Below you will find a set of lines. Repeat them all exactly.

* ENTRIES SUPPLIED:
+++

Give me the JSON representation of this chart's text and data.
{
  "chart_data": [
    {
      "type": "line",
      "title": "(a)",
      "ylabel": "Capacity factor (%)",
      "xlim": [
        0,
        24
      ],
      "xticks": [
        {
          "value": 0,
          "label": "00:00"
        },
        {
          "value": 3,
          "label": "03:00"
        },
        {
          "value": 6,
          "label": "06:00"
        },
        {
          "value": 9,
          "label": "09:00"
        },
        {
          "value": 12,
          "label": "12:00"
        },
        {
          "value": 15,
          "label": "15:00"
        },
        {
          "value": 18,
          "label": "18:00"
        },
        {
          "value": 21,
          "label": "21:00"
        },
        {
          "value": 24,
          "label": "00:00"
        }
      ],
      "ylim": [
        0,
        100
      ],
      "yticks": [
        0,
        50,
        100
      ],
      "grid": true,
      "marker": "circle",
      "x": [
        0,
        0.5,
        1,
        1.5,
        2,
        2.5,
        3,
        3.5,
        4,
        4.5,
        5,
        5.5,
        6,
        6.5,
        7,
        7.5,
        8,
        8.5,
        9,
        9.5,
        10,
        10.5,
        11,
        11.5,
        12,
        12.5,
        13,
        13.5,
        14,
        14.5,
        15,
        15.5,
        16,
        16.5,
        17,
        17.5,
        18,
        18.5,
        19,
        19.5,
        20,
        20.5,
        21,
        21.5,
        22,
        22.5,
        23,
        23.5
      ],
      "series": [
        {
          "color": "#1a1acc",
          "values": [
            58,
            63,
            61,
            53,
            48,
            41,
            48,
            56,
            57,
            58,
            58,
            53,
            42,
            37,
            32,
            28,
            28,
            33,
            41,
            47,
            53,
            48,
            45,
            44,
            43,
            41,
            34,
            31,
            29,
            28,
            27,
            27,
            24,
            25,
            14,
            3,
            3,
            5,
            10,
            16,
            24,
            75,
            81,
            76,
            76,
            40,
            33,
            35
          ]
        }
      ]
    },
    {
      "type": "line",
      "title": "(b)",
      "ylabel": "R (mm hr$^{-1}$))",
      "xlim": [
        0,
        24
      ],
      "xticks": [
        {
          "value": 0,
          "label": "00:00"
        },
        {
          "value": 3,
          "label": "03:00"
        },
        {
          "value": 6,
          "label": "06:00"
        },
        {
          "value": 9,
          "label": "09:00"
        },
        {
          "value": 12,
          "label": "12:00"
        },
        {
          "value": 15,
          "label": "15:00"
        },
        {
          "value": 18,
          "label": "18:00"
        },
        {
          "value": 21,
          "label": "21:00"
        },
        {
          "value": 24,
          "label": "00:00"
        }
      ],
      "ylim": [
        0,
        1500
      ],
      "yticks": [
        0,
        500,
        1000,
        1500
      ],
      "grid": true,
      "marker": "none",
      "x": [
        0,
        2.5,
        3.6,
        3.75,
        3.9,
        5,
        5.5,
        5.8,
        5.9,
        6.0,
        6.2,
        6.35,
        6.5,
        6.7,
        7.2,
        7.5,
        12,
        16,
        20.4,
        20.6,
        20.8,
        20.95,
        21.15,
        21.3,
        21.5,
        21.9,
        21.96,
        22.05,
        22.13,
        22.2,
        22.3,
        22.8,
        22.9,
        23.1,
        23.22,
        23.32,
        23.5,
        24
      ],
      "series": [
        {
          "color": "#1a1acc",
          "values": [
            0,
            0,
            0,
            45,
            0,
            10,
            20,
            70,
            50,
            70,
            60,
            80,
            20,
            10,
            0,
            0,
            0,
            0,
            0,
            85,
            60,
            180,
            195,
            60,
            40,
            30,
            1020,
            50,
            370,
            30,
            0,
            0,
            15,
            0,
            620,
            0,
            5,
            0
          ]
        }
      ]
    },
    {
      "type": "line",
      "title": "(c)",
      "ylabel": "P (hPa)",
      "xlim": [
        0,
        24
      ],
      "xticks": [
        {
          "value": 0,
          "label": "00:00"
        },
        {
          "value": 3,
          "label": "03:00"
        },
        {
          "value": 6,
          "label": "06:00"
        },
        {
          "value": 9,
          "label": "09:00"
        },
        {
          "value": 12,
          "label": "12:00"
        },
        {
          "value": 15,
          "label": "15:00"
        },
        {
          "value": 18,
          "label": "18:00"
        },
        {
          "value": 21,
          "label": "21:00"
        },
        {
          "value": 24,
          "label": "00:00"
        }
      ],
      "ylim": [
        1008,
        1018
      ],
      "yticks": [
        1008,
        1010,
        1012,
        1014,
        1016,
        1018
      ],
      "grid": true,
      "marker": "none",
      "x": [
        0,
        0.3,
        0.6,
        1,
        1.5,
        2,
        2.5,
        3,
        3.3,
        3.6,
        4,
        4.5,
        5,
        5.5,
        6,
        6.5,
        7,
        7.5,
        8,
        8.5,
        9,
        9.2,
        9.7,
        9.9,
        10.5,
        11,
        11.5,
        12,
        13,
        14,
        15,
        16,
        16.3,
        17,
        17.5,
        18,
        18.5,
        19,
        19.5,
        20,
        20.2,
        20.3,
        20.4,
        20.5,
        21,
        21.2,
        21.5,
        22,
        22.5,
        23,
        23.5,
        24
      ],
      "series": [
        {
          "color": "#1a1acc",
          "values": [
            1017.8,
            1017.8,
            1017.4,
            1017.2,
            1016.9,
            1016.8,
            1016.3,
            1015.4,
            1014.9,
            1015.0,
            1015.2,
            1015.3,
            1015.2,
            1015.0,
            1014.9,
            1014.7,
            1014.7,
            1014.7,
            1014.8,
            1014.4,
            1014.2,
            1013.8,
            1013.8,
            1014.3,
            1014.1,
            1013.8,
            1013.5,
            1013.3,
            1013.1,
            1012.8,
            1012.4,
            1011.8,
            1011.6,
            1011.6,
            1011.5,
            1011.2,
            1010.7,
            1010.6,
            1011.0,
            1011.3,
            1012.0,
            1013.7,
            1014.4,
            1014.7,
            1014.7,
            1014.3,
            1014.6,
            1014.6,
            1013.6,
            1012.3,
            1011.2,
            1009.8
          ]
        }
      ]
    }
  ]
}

+++

* ANSWER TO THE PROBLEM:
Give me the JSON representation of this chart's text and data.
{
  "chart_data": [
    {
      "type": "line",
      "title": "(a)",
      "ylabel": "Capacity factor (%)",
      "xlim": [
        0,
        24
      ],
      "xticks": [
        {
          "value": 0,
          "label": "00:00"
        },
        {
          "value": 3,
          "label": "03:00"
        },
        {
          "value": 6,
          "label": "06:00"
        },
        {
          "value": 9,
          "label": "09:00"
        },
        {
          "value": 12,
          "label": "12:00"
        },
        {
          "value": 15,
          "label": "15:00"
        },
        {
          "value": 18,
          "label": "18:00"
        },
        {
          "value": 21,
          "label": "21:00"
        },
        {
          "value": 24,
          "label": "00:00"
        }
      ],
      "ylim": [
        0,
        100
      ],
      "yticks": [
        0,
        50,
        100
      ],
      "grid": true,
      "marker": "circle",
      "x": [
        0,
        0.5,
        1,
        1.5,
        2,
        2.5,
        3,
        3.5,
        4,
        4.5,
        5,
        5.5,
        6,
        6.5,
        7,
        7.5,
        8,
        8.5,
        9,
        9.5,
        10,
        10.5,
        11,
        11.5,
        12,
        12.5,
        13,
        13.5,
        14,
        14.5,
        15,
        15.5,
        16,
        16.5,
        17,
        17.5,
        18,
        18.5,
        19,
        19.5,
        20,
        20.5,
        21,
        21.5,
        22,
        22.5,
        23,
        23.5
      ],
      "series": [
        {
          "color": "#1a1acc",
          "values": [
            58,
            63,
            61,
            53,
            48,
            41,
            48,
            56,
            57,
            58,
            58,
            53,
            42,
            37,
            32,
            28,
            28,
            33,
            41,
            47,
            53,
            48,
            45,
            44,
            43,
            41,
            34,
            31,
            29,
            28,
            27,
            27,
            24,
            25,
            14,
            3,
            3,
            5,
            10,
            16,
            24,
            75,
            81,
            76,
            76,
            40,
            33,
            35
          ]
        }
      ]
    },
    {
      "type": "line",
      "title": "(b)",
      "ylabel": "R (mm hr$^{-1}$))",
      "xlim": [
        0,
        24
      ],
      "xticks": [
        {
          "value": 0,
          "label": "00:00"
        },
        {
          "value": 3,
          "label": "03:00"
        },
        {
          "value": 6,
          "label": "06:00"
        },
        {
          "value": 9,
          "label": "09:00"
        },
        {
          "value": 12,
          "label": "12:00"
        },
        {
          "value": 15,
          "label": "15:00"
        },
        {
          "value": 18,
          "label": "18:00"
        },
        {
          "value": 21,
          "label": "21:00"
        },
        {
          "value": 24,
          "label": "00:00"
        }
      ],
      "ylim": [
        0,
        1500
      ],
      "yticks": [
        0,
        500,
        1000,
        1500
      ],
      "grid": true,
      "marker": "none",
      "x": [
        0,
        2.5,
        3.6,
        3.75,
        3.9,
        5,
        5.5,
        5.8,
        5.9,
        6.0,
        6.2,
        6.35,
        6.5,
        6.7,
        7.2,
        7.5,
        12,
        16,
        20.4,
        20.6,
        20.8,
        20.95,
        21.15,
        21.3,
        21.5,
        21.9,
        21.96,
        22.05,
        22.13,
        22.2,
        22.3,
        22.8,
        22.9,
        23.1,
        23.22,
        23.32,
        23.5,
        24
      ],
      "series": [
        {
          "color": "#1a1acc",
          "values": [
            0,
            0,
            0,
            45,
            0,
            10,
            20,
            70,
            50,
            70,
            60,
            80,
            20,
            10,
            0,
            0,
            0,
            0,
            0,
            85,
            60,
            180,
            195,
            60,
            40,
            30,
            1020,
            50,
            370,
            30,
            0,
            0,
            15,
            0,
            620,
            0,
            5,
            0
          ]
        }
      ]
    },
    {
      "type": "line",
      "title": "(c)",
      "ylabel": "P (hPa)",
      "xlim": [
        0,
        24
      ],
      "xticks": [
        {
          "value": 0,
          "label": "00:00"
        },
        {
          "value": 3,
          "label": "03:00"
        },
        {
          "value": 6,
          "label": "06:00"
        },
        {
          "value": 9,
          "label": "09:00"
        },
        {
          "value": 12,
          "label": "12:00"
        },
        {
          "value": 15,
          "label": "15:00"
        },
        {
          "value": 18,
          "label": "18:00"
        },
        {
          "value": 21,
          "label": "21:00"
        },
        {
          "value": 24,
          "label": "00:00"
        }
      ],
      "ylim": [
        1008,
        1018
      ],
      "yticks": [
        1008,
        1010,
        1012,
        1014,
        1016,
        1018
      ],
      "grid": true,
      "marker": "none",
      "x": [
        0,
        0.3,
        0.6,
        1,
        1.5,
        2,
        2.5,
        3,
        3.3,
        3.6,
        4,
        4.5,
        5,
        5.5,
        6,
        6.5,
        7,
        7.5,
        8,
        8.5,
        9,
        9.2,
        9.7,
        9.9,
        10.5,
        11,
        11.5,
        12,
        13,
        14,
        15,
        16,
        16.3,
        17,
        17.5,
        18,
        18.5,
        19,
        19.5,
        20,
        20.2,
        20.3,
        20.4,
        20.5,
        21,
        21.2,
        21.5,
        22,
        22.5,
        23,
        23.5,
        24
      ],
      "series": [
        {
          "color": "#1a1acc",
          "values": [
            1017.8,
            1017.8,
            1017.4,
            1017.2,
            1016.9,
            1016.8,
            1016.3,
            1015.4,
            1014.9,
            1015.0,
            1015.2,
            1015.3,
            1015.2,
            1015.0,
            1014.9,
            1014.7,
            1014.7,
            1014.7,
            1014.8,
            1014.4,
            1014.2,
            1013.8,
            1013.8,
            1014.3,
            1014.1,
            1013.8,
            1013.5,
            1013.3,
            1013.1,
            1012.8,
            1012.4,
            1011.8,
            1011.6,
            1011.6,
            1011.5,
            1011.2,
            1010.7,
            1010.6,
            1011.0,
            1011.3,
            1012.0,
            1013.7,
            1014.4,
            1014.7,
            1014.7,
            1014.3,
            1014.6,
            1014.6,
            1013.6,
            1012.3,
            1011.2,
            1009.8
          ]
        }
      ]
    }
  ]
}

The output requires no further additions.